◆ **Problem requirements**
Search the listing below for "JSON". Copy each matching line.

┌─ Data extract

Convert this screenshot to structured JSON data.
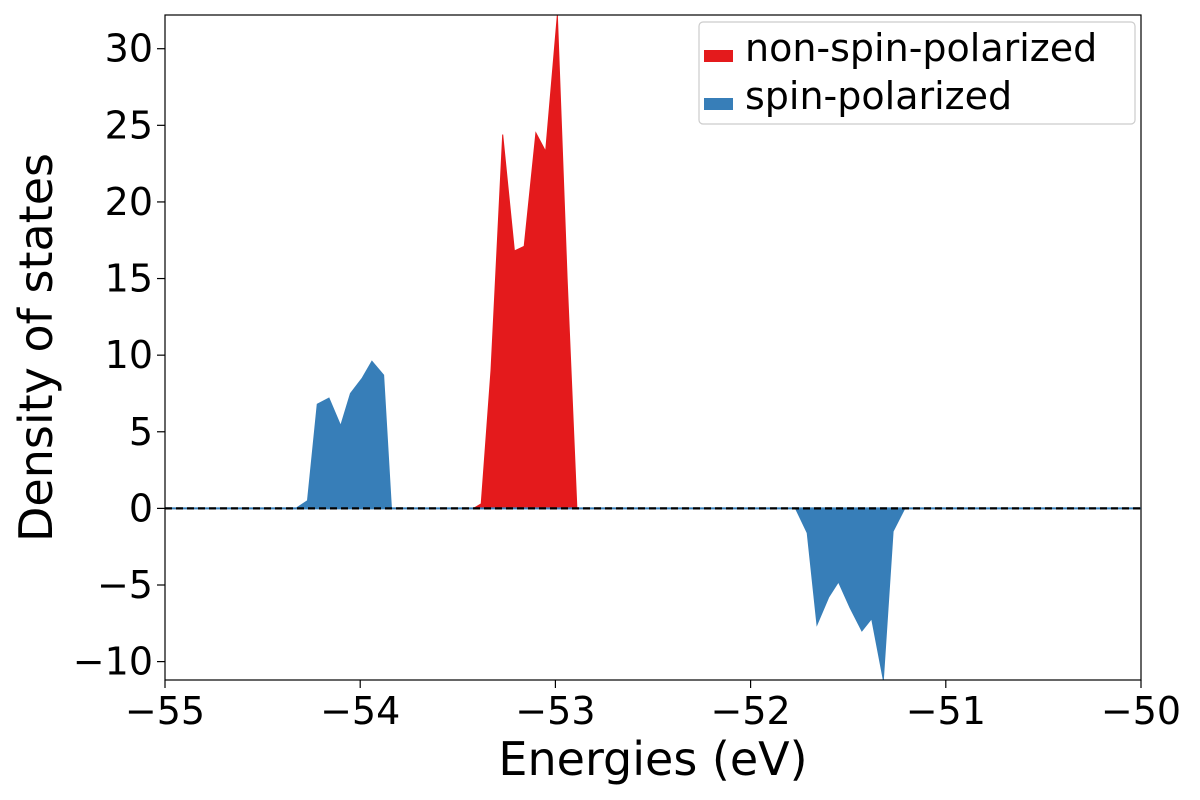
{
  "chart_data": {
    "type": "area",
    "title": "",
    "xlabel": "Energies (eV)",
    "ylabel": "Density of states",
    "xlim": [
      -55,
      -50
    ],
    "ylim": [
      -11.2,
      32.2
    ],
    "xticks": [
      -55,
      -54,
      -53,
      -52,
      -51,
      -50
    ],
    "xtick_labels": [
      "−55",
      "−54",
      "−53",
      "−52",
      "−51",
      "−50"
    ],
    "yticks": [
      -10,
      -5,
      0,
      5,
      10,
      15,
      20,
      25,
      30
    ],
    "ytick_labels": [
      "−10",
      "−5",
      "0",
      "5",
      "10",
      "15",
      "20",
      "25",
      "30"
    ],
    "zero_line": {
      "y": 0,
      "style": "dashed"
    },
    "legend": {
      "position": "top-right",
      "entries": [
        "non-spin-polarized",
        "spin-polarized"
      ]
    },
    "colors": {
      "non_spin_polarized": "#e41a1c",
      "spin_polarized": "#377eb8",
      "axis": "#000000"
    },
    "series": [
      {
        "name": "non-spin-polarized",
        "color": "#e41a1c",
        "x": [
          -53.42,
          -53.38,
          -53.33,
          -53.27,
          -53.21,
          -53.16,
          -53.1,
          -53.05,
          -52.99,
          -52.94,
          -52.89
        ],
        "y": [
          0,
          0.3,
          9.0,
          24.4,
          16.8,
          17.1,
          24.5,
          23.3,
          32.2,
          15.0,
          0
        ]
      },
      {
        "name": "spin-polarized",
        "color": "#377eb8",
        "x": [
          -54.33,
          -54.27,
          -54.22,
          -54.16,
          -54.1,
          -54.05,
          -53.99,
          -53.94,
          -53.88,
          -53.84
        ],
        "y": [
          0,
          0.5,
          6.8,
          7.2,
          5.4,
          7.5,
          8.5,
          9.6,
          8.7,
          0
        ]
      },
      {
        "name": "spin-polarized-down",
        "color": "#377eb8",
        "x": [
          -51.77,
          -51.71,
          -51.66,
          -51.6,
          -51.55,
          -51.49,
          -51.43,
          -51.38,
          -51.32,
          -51.27,
          -51.21
        ],
        "y": [
          0,
          -1.6,
          -7.6,
          -5.8,
          -4.8,
          -6.5,
          -8.0,
          -7.2,
          -11.2,
          -1.5,
          0
        ]
      }
    ]
  }
}
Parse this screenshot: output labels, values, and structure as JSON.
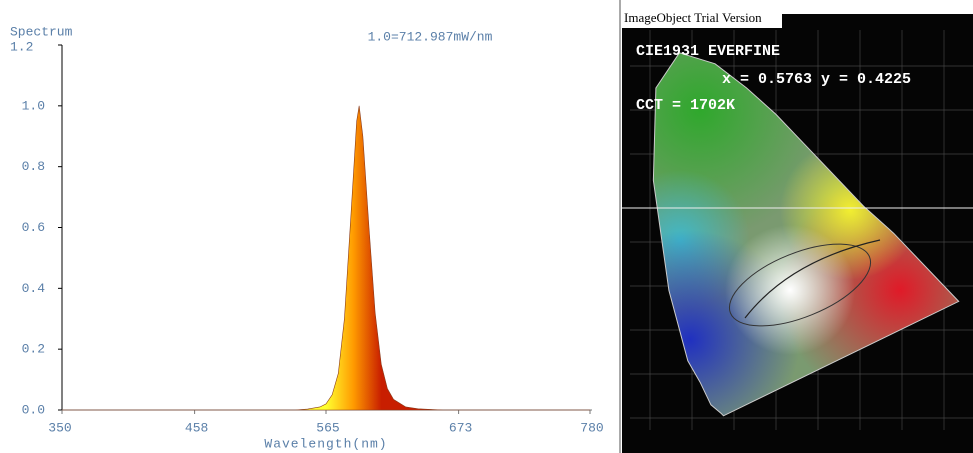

└─

◆ **Correct response**
Convert this screenshot to structured JSON data.
Parse this screenshot: output labels, values, and structure as JSON.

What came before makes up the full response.